The task
Show all lines holding the string "this".

Stored data
****
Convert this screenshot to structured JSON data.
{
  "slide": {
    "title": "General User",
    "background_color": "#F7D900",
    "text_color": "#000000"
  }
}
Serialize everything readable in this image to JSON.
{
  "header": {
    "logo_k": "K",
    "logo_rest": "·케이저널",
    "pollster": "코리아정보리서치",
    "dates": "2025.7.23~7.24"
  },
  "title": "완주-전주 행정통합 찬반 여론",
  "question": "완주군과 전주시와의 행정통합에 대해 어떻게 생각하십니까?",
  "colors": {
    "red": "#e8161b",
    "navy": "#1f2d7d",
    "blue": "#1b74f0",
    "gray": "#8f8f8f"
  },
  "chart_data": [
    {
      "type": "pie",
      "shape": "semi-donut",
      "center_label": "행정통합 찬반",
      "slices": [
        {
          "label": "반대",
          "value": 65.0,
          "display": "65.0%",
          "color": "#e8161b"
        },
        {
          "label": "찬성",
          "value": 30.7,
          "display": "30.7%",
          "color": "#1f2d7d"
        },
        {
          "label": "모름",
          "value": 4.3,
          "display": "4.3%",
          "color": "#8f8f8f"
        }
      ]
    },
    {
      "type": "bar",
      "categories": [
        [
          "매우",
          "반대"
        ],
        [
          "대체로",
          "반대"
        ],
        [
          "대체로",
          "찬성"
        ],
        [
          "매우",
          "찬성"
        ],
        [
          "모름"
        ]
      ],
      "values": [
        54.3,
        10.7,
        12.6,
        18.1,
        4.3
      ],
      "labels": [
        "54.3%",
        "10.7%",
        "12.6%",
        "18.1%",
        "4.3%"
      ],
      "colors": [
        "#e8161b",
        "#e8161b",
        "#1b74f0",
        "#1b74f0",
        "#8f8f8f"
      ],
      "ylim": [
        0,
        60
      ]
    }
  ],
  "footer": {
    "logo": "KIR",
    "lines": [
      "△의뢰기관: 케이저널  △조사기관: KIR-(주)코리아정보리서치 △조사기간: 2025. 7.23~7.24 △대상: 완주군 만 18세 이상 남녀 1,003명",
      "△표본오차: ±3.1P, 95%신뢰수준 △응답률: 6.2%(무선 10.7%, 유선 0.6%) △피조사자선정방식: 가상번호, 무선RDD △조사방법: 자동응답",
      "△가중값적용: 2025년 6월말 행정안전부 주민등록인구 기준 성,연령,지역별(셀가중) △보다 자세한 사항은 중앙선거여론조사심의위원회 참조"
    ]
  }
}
****
Answer
Convert this screenshot to structured JSON data.
Serialize everything readable in this image to JSON.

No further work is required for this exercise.